Write out each line from the data below that includes the word "icon".

DATA ROWS »

========================================

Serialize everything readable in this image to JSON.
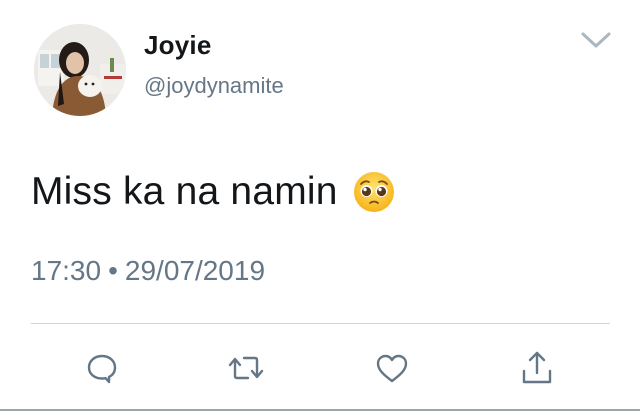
{
  "user": {
    "display_name": "Joyie",
    "handle": "@joydynamite"
  },
  "tweet": {
    "text": "Miss ka na namin",
    "emoji": "pleading-face-emoji",
    "time": "17:30",
    "separator": "•",
    "date": "29/07/2019"
  },
  "actions": {
    "reply_icon": "reply-icon",
    "retweet_icon": "retweet-icon",
    "like_icon": "heart-icon",
    "share_icon": "share-icon"
  },
  "colors": {
    "primary_text": "#14171a",
    "secondary_text": "#657786",
    "divider": "#ccd6dd",
    "icon": "#657786"
  }
}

========================================

TASK ANSWER »
    "reply_icon": "reply-icon",
    "retweet_icon": "retweet-icon",
    "like_icon": "heart-icon",
    "share_icon": "share-icon"
    "icon": "#657786"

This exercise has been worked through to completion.